La tundra sta conquistando terreno nell’Artico per via del riscaldamento globale. La vegetazione artica si espande e il terreno ghiacciato cambia aspetto e colore. È il fenomeno del greening, il rinverdimento dell’Artico. Ma lo sta facendo a una velocità senza precedenti. Lo dimostrano le molecole delle pareti cellulari e dello strato di cera che protegge le foglie delle piante delle isole Svalbard.
A studiare i cambiamenti in corso su questo avamposto artico, a metà strada tra la Norvegia e il Polo Nord, è uno studio internazionale pubblicato su Nature Communications Earth & Environment e coordinato dall’Istituto di scienze polari del Consiglio nazionale delle ricerche (Cnr-Isp).
Il rinverdimento dell’Artico non è un fenomeno recente, affonda le radici all’inizio del 20° secolo, spiega lo studio. Ma il greening sta accelerando in modo drammatico negli ultimi decenni.
Rinverdimento dell’Artico, un archivio di sedimenti ne svela la storia
Per ricostruire l’evoluzione della vegetazione artica, i ricercatori hanno analizzato un carotaggio di sedimenti marini prelevato nel Kongsfjorden, un fiordo delle Svalbard influenzato dalle correnti atlantiche. Questo archivio naturale, spesso 112 cm e con una risoluzione temporale di 5-10 anni per centimetro, ha conservato per 780 anni le tracce chimiche della vita vegetale trasportata dai fiumi e dai ghiacciai in ritiro.
Lo studio analizza questo spaccato plurisecolare della storia delle Svalbard con un approccio innovativo. Basato sull’identificazione di biomarcatori specifici, cioè di molecole prodotte esclusivamente dalle piante terrestri. Tra cui la lignina e la cutina, componenti strutturali delle pareti cellulari delle piante vascolari. E gli n-alchini, cere protettive delle foglie.

* [Cosa fare]
A) Per quanti anni, secondo il testo sul rinverdimento dell'Artico, il carotaggio del Kongsfjorden ha conservato le tracce chimiche della vita vegetale?
B) Ricopia dal testo sul rinverdimento dell'Artico il passo che inizia con le parole "La tundra sta" e si chiude dopo le parole "delle isole Svalbard.".
Rispondi usando unicamente il testo sul rinverdimento dell'Artico.

* [Dati estratti]
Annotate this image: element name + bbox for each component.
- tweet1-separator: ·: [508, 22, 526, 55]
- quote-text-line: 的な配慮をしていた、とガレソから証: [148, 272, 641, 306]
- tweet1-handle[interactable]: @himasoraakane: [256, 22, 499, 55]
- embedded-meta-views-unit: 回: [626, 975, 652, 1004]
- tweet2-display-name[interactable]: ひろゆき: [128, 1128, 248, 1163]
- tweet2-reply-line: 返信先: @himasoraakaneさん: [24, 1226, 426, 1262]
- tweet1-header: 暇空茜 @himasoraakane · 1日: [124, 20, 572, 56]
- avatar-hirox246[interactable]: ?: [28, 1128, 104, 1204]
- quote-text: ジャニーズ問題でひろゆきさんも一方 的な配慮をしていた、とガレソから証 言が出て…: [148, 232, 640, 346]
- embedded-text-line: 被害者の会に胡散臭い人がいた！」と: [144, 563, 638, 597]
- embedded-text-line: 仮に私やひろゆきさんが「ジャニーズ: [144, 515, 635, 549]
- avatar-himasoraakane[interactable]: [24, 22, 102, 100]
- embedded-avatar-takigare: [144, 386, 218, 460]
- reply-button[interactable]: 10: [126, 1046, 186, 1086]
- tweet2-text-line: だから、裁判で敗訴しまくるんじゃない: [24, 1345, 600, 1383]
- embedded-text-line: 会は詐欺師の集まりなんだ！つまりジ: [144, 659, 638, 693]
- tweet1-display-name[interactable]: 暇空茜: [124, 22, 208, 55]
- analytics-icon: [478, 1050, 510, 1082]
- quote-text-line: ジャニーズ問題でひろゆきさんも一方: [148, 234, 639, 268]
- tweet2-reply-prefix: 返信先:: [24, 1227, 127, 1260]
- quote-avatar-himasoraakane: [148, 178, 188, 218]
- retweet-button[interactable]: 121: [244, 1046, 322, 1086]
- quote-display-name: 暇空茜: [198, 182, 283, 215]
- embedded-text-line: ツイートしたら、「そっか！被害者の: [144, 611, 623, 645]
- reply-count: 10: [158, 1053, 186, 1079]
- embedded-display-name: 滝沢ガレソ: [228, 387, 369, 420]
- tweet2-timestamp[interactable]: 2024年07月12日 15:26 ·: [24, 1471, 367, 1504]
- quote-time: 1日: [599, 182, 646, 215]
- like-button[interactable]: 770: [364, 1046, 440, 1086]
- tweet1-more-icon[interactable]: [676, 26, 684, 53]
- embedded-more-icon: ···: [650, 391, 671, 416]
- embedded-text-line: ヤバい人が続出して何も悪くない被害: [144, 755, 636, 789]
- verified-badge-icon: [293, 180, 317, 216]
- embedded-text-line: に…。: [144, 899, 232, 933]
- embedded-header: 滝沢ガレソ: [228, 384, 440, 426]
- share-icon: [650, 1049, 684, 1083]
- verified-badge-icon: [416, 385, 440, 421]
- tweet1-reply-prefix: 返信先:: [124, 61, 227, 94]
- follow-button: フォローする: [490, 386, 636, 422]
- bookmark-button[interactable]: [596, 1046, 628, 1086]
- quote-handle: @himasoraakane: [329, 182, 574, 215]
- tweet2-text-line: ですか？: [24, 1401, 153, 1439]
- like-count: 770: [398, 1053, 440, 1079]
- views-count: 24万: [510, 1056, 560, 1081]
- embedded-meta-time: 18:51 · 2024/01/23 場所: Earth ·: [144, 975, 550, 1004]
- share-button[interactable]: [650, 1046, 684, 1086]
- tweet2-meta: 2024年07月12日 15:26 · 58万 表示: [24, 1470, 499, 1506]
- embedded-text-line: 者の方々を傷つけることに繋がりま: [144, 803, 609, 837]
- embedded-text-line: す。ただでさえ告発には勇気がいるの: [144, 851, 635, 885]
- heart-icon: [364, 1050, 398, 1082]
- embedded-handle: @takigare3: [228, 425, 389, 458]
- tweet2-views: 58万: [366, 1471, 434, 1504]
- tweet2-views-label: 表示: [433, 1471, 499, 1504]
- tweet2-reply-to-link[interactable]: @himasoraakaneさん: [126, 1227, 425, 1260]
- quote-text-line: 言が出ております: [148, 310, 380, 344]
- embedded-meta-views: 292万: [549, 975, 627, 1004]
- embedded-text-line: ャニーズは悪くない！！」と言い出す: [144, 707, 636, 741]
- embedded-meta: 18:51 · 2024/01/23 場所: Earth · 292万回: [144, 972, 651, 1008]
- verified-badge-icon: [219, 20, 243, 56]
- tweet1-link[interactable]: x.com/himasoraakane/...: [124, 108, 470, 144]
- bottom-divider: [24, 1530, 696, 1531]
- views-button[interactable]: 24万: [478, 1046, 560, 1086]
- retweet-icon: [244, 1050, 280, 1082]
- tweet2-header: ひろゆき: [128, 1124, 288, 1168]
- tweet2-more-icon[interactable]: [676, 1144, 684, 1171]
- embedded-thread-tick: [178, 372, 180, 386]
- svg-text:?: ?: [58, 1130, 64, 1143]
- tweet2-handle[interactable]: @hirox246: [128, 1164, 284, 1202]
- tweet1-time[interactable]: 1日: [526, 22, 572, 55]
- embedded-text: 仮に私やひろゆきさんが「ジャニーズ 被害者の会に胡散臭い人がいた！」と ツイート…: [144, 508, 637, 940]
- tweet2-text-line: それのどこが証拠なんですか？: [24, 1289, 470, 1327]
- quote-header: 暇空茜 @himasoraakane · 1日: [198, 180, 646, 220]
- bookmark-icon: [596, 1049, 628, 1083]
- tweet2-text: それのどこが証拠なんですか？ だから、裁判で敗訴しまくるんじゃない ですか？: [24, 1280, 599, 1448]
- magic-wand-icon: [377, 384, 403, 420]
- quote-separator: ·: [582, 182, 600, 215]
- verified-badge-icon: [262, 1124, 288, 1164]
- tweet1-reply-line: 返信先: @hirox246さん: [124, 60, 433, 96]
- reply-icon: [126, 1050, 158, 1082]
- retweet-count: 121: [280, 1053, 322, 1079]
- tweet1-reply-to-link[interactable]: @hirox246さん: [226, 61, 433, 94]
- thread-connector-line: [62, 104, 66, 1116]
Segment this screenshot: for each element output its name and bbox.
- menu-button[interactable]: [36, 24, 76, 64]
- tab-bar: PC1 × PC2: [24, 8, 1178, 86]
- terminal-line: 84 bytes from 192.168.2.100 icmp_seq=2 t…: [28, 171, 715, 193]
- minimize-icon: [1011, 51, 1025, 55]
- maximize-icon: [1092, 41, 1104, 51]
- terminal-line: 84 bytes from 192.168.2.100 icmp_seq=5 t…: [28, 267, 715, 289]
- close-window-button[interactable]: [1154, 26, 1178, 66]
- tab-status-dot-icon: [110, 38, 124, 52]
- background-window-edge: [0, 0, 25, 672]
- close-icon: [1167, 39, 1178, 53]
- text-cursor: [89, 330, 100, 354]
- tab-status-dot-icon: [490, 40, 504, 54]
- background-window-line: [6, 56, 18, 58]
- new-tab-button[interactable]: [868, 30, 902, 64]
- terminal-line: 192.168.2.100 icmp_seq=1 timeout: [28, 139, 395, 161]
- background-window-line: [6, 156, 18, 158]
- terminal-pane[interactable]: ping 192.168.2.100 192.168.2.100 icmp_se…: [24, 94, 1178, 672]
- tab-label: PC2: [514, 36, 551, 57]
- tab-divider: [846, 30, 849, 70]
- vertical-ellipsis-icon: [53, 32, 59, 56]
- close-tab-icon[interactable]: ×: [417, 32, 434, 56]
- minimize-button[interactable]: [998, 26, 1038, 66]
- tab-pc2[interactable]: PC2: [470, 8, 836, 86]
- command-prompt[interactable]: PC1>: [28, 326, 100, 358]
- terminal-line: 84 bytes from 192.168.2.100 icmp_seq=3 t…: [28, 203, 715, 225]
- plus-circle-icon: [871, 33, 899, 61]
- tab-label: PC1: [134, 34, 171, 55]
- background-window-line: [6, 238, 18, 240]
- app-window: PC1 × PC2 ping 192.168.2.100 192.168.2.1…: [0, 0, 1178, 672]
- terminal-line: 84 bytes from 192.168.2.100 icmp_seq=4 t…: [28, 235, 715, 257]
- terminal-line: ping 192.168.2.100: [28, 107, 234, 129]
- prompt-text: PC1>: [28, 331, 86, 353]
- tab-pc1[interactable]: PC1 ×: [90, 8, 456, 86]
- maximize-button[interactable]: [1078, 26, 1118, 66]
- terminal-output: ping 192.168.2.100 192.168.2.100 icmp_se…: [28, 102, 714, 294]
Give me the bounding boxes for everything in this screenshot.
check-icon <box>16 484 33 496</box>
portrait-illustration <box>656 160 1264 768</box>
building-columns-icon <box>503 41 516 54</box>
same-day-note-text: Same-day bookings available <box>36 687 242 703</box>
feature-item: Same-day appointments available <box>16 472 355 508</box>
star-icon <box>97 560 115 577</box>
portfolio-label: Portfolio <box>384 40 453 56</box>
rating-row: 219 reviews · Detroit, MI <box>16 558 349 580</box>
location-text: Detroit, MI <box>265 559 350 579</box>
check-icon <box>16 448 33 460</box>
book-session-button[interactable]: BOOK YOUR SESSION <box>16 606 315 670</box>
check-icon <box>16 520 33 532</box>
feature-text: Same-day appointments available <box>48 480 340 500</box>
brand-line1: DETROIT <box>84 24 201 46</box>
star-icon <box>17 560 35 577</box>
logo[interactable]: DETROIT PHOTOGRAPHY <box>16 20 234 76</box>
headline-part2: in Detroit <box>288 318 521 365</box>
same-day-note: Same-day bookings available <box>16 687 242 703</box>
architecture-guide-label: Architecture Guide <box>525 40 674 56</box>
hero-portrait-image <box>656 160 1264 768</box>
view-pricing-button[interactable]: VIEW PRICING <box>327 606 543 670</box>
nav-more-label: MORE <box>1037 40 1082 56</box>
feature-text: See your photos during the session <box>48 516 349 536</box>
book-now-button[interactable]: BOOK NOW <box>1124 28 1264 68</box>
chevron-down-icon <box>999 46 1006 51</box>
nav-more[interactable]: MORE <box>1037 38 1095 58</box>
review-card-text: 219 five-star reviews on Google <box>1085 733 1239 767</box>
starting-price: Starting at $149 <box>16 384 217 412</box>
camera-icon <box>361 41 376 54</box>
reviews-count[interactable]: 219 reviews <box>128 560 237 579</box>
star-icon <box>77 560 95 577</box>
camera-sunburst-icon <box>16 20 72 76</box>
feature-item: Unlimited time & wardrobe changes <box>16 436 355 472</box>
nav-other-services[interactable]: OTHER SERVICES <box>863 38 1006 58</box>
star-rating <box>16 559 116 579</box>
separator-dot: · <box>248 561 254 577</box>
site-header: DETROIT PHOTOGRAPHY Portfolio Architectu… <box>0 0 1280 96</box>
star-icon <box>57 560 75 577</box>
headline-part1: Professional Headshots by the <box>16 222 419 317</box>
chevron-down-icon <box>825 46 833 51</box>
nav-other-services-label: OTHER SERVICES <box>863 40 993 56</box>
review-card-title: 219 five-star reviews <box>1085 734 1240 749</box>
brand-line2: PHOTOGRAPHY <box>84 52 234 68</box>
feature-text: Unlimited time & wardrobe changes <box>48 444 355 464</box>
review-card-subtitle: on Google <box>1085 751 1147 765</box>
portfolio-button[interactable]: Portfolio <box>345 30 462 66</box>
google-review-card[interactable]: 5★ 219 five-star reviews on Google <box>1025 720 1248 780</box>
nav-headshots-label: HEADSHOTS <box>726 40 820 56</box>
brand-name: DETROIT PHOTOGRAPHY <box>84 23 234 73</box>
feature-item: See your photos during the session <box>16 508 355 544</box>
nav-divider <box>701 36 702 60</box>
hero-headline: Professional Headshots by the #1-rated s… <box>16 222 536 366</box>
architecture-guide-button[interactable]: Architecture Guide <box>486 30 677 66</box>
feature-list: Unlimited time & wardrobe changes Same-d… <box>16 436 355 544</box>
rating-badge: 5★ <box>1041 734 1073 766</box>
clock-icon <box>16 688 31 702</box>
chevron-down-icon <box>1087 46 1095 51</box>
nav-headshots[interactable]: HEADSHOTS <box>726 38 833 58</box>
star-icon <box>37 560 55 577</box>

* [Soluzioni dei compiti]
A) Per 780 anni.

B)
La tundra sta conquistando terreno nell’Artico per via del riscaldamento globale. La vegetazione artica si espande e il terreno ghiacciato cambia aspetto e colore. È il fenomeno del greening, il rinverdimento dell’Artico. Ma lo sta facendo a una velocità senza precedenti. Lo dimostrano le molecole delle pareti cellulari e dello strato di cera che protegge le foglie delle piante delle isole Svalbard.